Passage shown »
↓↓↓

The UK has come fifth in a study of which nations offer the best environment for entrepreneurs – beating the US and much of the European Union.
Singapore topped the study of 85 countries, conducted by the Mara Foundation and Opinium Research.
Each country was assessed against a set of criteria that spanned policy, infrastructure, education, entrepreneurial environment and finance.
Fifth place: The UK has come fifth in a study of which nations offer the best environment for entrepreneurs – beating the US and much of the European Union
The UK scored highly on finance, particularly in terms of its attractiveness to investors in venture capital and private equity, bettered only by the US.
But it got a low score for ‘attitudes’, which related to the lack of interest of the average citizen to start their own business.
Ashish Thakkar, founder of Mara Group and Mara Foundation – a social enterprise for African entrepreneurs – and a business partner of the former Barclays boss Bob Diamond, said: ‘It has become more and more apparent that governments and the private sector are simply not doing enough to support entrepreneurs in their endeavours.
‘With this index, we hope to provide some solid policy recommendations that will help guide discussions and improve entrepreneurial environments globally.’
Virgin Group founder Richard Branson said the new index ‘will help identify opportunities for business, not-for-profits and government to work together to create the right environment for entrepreneurs to thrive and to create jobs’.
Following last week’s Autumn Statement, Emma Jones, founder of small business network Enterprise Nation, said: ‘It’s absolutely the Government’s responsibility to invest in the infrastructure and technology we need to boost our economy. We all benefit from that. It’s also good news that the rural economy will benefit from business rates relief.

↑↑↑

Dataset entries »
↓↓↓

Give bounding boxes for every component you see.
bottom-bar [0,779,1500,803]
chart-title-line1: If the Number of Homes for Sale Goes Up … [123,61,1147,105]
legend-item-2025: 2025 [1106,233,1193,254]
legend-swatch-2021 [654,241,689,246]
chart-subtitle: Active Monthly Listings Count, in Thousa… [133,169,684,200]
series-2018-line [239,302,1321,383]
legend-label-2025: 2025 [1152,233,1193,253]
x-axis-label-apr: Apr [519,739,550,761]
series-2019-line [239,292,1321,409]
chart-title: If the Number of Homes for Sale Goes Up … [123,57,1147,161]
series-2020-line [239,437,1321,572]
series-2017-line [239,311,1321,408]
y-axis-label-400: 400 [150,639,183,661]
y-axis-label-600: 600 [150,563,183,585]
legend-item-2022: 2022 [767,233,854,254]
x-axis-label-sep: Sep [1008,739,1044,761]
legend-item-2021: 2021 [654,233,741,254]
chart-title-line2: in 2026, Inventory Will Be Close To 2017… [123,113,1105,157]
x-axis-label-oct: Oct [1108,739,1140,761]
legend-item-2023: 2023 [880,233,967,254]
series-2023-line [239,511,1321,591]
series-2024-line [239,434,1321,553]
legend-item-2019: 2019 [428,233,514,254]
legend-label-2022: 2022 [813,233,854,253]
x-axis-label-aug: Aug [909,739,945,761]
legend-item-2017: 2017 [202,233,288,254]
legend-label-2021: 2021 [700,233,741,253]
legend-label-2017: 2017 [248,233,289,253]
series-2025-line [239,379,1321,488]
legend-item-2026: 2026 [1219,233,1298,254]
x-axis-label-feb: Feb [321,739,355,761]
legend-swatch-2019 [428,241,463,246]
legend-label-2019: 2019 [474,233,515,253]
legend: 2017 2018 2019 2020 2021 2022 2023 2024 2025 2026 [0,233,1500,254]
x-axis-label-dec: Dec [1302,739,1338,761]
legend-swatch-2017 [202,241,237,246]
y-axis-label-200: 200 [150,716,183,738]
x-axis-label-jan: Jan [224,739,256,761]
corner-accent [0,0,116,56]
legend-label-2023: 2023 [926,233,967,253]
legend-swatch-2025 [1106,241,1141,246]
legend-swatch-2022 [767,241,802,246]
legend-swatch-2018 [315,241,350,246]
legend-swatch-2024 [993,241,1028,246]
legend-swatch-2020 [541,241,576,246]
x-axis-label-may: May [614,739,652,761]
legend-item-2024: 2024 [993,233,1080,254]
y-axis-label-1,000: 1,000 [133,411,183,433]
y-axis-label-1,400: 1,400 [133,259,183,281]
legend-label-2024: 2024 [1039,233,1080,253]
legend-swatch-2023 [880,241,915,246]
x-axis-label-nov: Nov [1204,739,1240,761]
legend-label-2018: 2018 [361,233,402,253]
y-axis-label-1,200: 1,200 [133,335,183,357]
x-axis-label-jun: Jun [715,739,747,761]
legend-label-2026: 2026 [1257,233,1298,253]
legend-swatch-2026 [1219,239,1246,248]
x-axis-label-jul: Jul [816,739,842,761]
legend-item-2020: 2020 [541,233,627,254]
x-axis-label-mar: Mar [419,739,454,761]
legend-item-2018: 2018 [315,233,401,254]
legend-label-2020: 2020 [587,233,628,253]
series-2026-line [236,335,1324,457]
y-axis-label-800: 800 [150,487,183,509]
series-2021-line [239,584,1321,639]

↑↑↑

Problem 1 »
Decide whether each statement agrees with the article on the entrepreneur rankings, answering yes or no and quoting the words of the article that settle it: (a) Singapore ranked first among the 85 countries studied. (b) No country outscored the UK on finance. (c) The UK received a high score for attitudes.
Problem 2 »
In the article on the entrepreneur rankings, which organizations conducted the study?
Problem 3 »
Continue the article on the entrepreneur rankings from its final sentence.

Answer box 1 »
(a) Yes: "Singapore topped the study of 85 countries"
(b) No: "bettered only by the US"
(c) No: "But it got a low score for ‘attitudes’"

Answer box 2 »
The Mara Foundation and Opinium Research.

Answer box 3 »
Top of the charts: Singapore topped the study of 85 countries, conducted by the Mara Foundation and Opinium Research
‘But for the only reference to small businesses and the self-employed to be in connection with tax avoidance is worrying. Is this a dawning of a dangerous new era for entrepreneurs in post-Brexit Britain?’
Meanwhile, former Business Secretary Vince Cable said the short-term impact of Brexit ‘is quite negative and this is severely constraining what the Chancellor can do in his Autumn Statement and beyond’.
He said that ‘there wasn’t a great deal’ in it for small firms, and added: ‘The one thing that really gets small businesses wound up is the business rate system, and there hasn’t been radical reform there.
‘Unfortunately, a lot of expectations have been raised by the Brexit process that lots of red tape will somehow be abolished for small business, and I fear this isn’t going to happen, because in the coalition we worked hard to get rid of unnecessary red tape and there isn’t a lot that can easily be done.’
Research by insurer AXA has found the number of small firms expecting to grow in 2017 is severely down on previous years. Just 42 per cent expect to grow in 2017, compared with 55 per cent last year.
Most stark is the effect on hiring plans. Just 10 per cent of small businesses aim to take on new employees next year, against 38 per cent three years ago. The numbers planning to invest in assets are also down from 52 per cent to 29 per cent.
And while the Government has announced an extra £400billion of funding through the British Business Bank, AXA’s research suggested a low appetite for taking on finance.
Twenty-eight per cent of small firms said they would seek finance in the coming year, but for most it will be a survival mechanism in the form of overdrafts or loans from friends and family, rather than investment for growth.
Just four per cent of small businesses said they would seek finance through Government-backed schemes.
Small Business Saturday UK, the campaign to encourage people to shop with small firms, will take place on Saturday December 3.